◆ **Stored data**:
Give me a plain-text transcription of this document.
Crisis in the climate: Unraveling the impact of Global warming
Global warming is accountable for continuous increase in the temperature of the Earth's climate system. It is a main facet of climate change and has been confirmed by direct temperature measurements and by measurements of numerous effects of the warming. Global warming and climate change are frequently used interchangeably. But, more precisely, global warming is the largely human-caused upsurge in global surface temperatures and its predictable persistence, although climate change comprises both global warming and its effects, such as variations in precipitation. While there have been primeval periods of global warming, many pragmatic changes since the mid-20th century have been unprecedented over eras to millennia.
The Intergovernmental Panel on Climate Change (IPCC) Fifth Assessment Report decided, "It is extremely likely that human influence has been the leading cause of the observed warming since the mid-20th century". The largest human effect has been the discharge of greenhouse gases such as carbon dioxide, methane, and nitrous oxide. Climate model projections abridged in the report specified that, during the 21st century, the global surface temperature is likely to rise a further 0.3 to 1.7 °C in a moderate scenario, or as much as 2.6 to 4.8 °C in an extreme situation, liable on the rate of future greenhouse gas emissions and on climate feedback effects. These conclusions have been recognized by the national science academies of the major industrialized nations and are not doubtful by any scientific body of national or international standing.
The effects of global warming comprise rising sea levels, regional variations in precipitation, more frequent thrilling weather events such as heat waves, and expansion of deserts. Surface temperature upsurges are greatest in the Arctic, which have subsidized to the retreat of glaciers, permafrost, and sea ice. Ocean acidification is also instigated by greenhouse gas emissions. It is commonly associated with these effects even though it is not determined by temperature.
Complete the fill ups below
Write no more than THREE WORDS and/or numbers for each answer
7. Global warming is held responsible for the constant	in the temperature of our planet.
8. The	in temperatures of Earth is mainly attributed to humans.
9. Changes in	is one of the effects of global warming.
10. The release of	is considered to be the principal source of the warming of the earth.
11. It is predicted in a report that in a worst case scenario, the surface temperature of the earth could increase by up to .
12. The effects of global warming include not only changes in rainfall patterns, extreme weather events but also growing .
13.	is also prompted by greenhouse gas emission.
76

◆ **Set task**:
Repeat the material word for word, in full.

◆ **Written answer**:
Give me a plain-text transcription of this document.
Crisis in the climate: Unraveling the impact of Global warming
Global warming is accountable for continuous increase in the temperature of the Earth's climate system. It is a main facet of climate change and has been confirmed by direct temperature measurements and by measurements of numerous effects of the warming. Global warming and climate change are frequently used interchangeably. But, more precisely, global warming is the largely human-caused upsurge in global surface temperatures and its predictable persistence, although climate change comprises both global warming and its effects, such as variations in precipitation. While there have been primeval periods of global warming, many pragmatic changes since the mid-20th century have been unprecedented over eras to millennia.
The Intergovernmental Panel on Climate Change (IPCC) Fifth Assessment Report decided, "It is extremely likely that human influence has been the leading cause of the observed warming since the mid-20th century". The largest human effect has been the discharge of greenhouse gases such as carbon dioxide, methane, and nitrous oxide. Climate model projections abridged in the report specified that, during the 21st century, the global surface temperature is likely to rise a further 0.3 to 1.7 °C in a moderate scenario, or as much as 2.6 to 4.8 °C in an extreme situation, liable on the rate of future greenhouse gas emissions and on climate feedback effects. These conclusions have been recognized by the national science academies of the major industrialized nations and are not doubtful by any scientific body of national or international standing.
The effects of global warming comprise rising sea levels, regional variations in precipitation, more frequent thrilling weather events such as heat waves, and expansion of deserts. Surface temperature upsurges are greatest in the Arctic, which have subsidized to the retreat of glaciers, permafrost, and sea ice. Ocean acidification is also instigated by greenhouse gas emissions. It is commonly associated with these effects even though it is not determined by temperature.
Complete the fill ups below
Write no more than THREE WORDS and/or numbers for each answer
7. Global warming is held responsible for the constant	in the temperature of our planet.
8. The	in temperatures of Earth is mainly attributed to humans.
9. Changes in	is one of the effects of global warming.
10. The release of	is considered to be the principal source of the warming of the earth.
11. It is predicted in a report that in a worst case scenario, the surface temperature of the earth could increase by up to .
12. The effects of global warming include not only changes in rainfall patterns, extreme weather events but also growing .
13.	is also prompted by greenhouse gas emission.
76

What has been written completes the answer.